═══ Records for this exercise

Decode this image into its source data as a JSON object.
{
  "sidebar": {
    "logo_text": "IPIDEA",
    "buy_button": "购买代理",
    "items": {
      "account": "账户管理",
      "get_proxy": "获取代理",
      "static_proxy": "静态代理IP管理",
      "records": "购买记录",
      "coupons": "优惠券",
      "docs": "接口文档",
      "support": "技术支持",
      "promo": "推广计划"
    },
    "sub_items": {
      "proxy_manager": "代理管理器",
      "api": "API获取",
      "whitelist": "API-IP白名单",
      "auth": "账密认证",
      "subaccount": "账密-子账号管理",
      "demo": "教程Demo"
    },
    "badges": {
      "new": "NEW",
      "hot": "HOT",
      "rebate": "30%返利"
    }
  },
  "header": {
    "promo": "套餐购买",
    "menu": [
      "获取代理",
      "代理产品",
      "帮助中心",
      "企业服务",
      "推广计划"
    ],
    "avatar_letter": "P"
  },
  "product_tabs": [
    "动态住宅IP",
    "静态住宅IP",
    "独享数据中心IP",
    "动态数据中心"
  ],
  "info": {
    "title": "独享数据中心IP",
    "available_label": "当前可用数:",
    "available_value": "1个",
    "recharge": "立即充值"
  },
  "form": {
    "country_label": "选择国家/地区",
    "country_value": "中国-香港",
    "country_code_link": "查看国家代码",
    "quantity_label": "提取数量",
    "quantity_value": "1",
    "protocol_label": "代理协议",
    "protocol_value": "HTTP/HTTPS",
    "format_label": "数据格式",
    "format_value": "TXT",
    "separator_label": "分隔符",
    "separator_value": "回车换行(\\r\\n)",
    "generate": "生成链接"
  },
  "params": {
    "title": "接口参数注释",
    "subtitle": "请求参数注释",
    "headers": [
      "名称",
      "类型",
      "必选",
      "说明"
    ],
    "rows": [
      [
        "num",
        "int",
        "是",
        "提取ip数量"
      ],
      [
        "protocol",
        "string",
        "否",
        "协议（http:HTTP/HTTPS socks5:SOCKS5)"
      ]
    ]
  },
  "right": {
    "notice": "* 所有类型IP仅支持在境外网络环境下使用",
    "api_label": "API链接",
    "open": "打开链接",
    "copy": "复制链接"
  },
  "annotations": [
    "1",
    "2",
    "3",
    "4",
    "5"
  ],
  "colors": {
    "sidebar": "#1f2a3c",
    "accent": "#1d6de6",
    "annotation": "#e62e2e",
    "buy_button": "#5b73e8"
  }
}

══════
═══ Records for this exercise

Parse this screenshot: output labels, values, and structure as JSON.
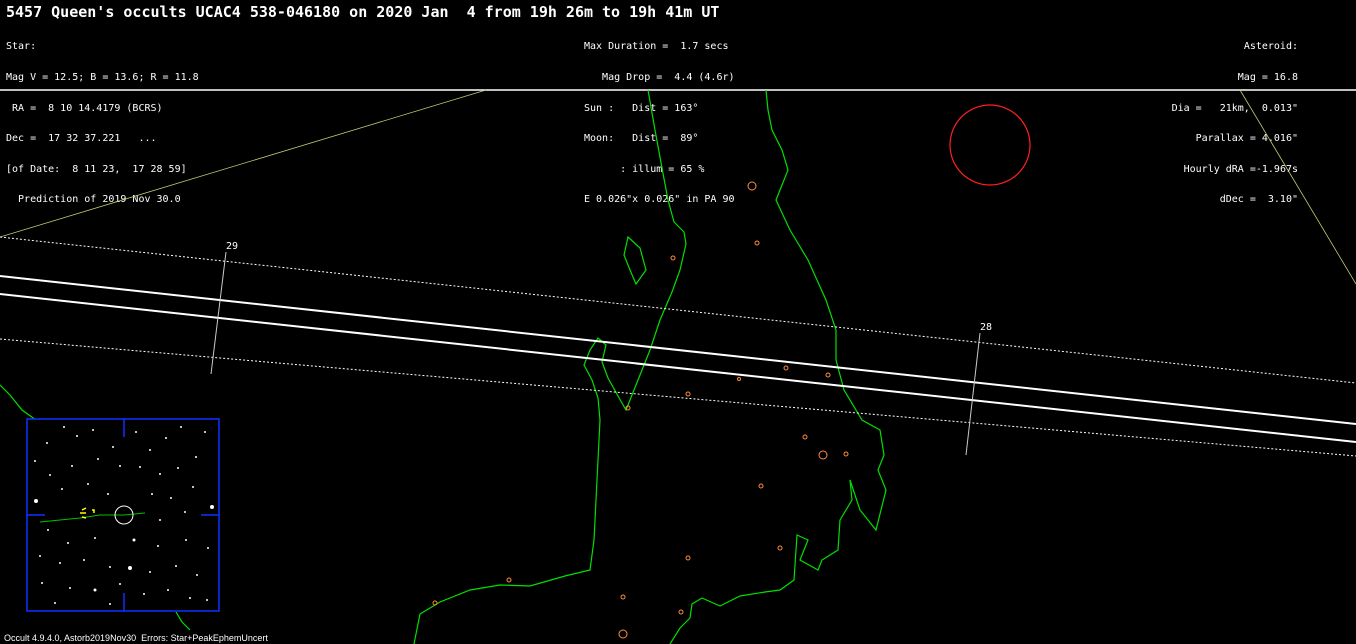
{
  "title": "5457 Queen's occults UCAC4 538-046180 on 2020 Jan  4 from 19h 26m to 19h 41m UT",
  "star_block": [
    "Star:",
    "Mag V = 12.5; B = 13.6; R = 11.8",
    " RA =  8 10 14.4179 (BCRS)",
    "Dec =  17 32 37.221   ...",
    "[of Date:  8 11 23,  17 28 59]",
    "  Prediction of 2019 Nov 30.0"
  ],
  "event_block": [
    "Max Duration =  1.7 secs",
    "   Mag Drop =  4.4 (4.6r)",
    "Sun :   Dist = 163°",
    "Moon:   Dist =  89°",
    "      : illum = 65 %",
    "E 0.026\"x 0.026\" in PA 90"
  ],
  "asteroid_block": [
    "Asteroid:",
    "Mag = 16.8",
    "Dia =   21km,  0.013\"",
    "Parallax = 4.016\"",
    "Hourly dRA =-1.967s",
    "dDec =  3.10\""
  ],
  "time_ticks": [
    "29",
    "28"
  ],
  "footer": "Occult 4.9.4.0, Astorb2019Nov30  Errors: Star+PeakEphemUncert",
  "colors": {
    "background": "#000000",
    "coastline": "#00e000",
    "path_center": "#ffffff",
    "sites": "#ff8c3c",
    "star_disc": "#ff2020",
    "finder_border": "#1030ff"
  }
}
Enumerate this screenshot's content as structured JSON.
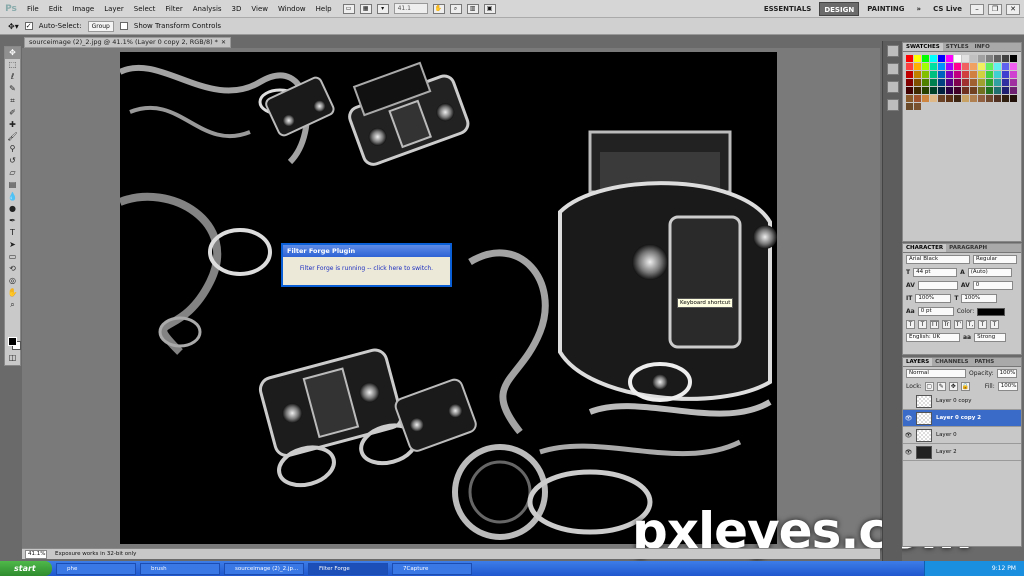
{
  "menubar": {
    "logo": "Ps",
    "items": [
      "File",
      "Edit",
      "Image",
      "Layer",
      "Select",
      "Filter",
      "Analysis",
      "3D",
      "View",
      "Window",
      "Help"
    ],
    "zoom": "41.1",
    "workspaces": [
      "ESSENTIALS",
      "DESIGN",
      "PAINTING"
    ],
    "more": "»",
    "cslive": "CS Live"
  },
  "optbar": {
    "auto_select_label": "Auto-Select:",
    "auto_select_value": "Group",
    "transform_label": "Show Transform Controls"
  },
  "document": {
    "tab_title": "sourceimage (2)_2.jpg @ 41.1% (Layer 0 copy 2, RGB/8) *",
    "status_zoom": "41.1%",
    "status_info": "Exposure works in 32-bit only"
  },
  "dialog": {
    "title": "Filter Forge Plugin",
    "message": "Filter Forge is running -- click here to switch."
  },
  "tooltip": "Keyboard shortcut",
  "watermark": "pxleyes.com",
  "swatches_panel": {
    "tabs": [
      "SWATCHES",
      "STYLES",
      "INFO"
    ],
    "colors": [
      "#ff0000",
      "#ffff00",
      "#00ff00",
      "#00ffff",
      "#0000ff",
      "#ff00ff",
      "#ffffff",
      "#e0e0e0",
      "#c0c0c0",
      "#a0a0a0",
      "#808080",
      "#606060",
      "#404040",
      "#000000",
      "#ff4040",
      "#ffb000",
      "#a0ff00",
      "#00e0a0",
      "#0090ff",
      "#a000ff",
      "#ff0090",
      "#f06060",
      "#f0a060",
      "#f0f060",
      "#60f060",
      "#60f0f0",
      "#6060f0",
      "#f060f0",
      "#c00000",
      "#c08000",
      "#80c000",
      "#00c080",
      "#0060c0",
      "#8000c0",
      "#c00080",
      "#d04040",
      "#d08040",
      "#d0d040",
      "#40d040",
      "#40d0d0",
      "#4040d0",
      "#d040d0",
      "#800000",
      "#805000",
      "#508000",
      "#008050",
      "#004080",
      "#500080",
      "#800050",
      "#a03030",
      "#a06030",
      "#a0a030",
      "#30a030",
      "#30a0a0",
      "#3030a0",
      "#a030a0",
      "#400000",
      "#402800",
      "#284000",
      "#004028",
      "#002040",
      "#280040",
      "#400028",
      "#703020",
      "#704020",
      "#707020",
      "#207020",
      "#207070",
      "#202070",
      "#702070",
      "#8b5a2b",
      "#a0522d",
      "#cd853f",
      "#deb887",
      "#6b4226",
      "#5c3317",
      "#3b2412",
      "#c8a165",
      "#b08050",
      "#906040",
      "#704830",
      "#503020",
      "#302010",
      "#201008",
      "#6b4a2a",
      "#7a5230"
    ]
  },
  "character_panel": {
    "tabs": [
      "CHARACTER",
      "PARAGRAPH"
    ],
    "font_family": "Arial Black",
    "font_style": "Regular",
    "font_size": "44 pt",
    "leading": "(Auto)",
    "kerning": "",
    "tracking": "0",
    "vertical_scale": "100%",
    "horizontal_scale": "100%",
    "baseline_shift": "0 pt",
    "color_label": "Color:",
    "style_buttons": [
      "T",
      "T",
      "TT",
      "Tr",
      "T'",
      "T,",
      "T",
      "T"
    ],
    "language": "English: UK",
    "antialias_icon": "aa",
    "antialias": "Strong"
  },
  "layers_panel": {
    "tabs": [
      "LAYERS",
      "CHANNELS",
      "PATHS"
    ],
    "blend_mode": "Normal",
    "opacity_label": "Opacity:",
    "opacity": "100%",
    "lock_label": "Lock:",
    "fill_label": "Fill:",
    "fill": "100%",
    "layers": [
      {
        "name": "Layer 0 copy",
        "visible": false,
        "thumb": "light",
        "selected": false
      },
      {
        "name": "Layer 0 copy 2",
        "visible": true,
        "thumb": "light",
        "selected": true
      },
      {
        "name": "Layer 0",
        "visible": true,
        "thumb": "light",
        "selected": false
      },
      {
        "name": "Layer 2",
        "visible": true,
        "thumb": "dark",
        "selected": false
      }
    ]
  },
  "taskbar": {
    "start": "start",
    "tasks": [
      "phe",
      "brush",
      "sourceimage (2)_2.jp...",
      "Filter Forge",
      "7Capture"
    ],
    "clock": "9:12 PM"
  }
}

══════
═══ Records for this exercise

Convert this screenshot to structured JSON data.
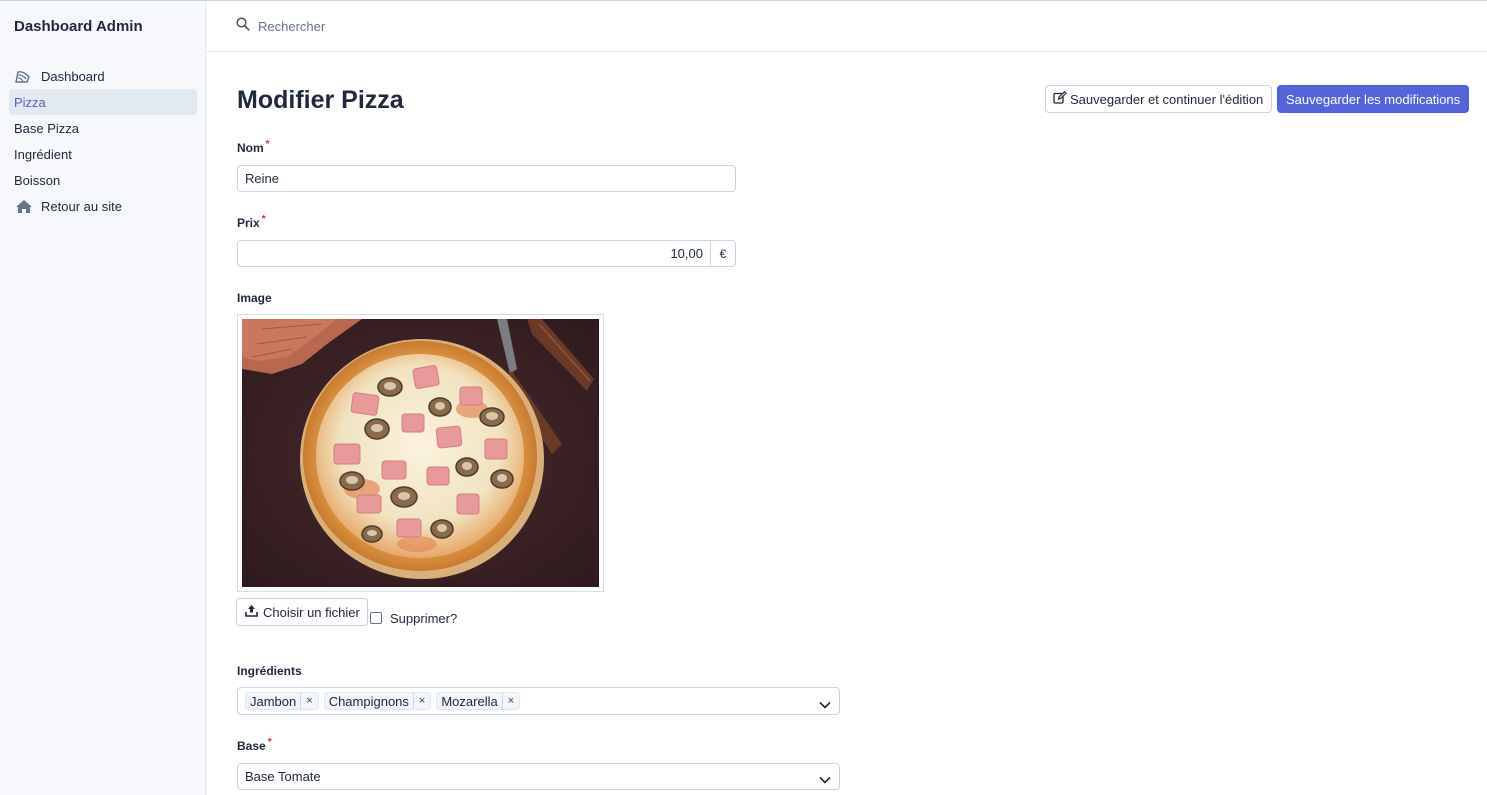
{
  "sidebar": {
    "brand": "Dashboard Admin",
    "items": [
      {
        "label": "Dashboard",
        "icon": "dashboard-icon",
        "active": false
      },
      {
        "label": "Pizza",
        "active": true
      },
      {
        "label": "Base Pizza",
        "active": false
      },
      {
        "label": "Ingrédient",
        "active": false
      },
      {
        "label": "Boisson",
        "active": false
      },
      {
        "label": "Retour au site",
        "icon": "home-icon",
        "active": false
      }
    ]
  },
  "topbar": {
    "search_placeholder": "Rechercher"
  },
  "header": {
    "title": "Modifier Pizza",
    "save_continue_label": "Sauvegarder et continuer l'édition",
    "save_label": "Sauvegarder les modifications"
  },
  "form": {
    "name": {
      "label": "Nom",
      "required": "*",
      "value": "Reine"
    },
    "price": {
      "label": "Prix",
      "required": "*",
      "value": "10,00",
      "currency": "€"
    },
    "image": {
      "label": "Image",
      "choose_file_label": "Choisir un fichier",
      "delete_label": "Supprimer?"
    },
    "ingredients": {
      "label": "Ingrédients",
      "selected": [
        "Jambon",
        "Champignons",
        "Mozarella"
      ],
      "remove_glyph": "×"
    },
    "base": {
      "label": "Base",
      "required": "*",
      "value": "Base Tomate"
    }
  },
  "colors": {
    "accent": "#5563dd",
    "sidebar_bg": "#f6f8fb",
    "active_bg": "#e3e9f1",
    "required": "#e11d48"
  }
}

══════

### Written request:
Pick out every line with the string "Filter" and copy it.

### The solution:
      "Filter",
    "title": "Filter Forge Plugin",
    "message": "Filter Forge is running -- click here to switch."
      "Filter Forge",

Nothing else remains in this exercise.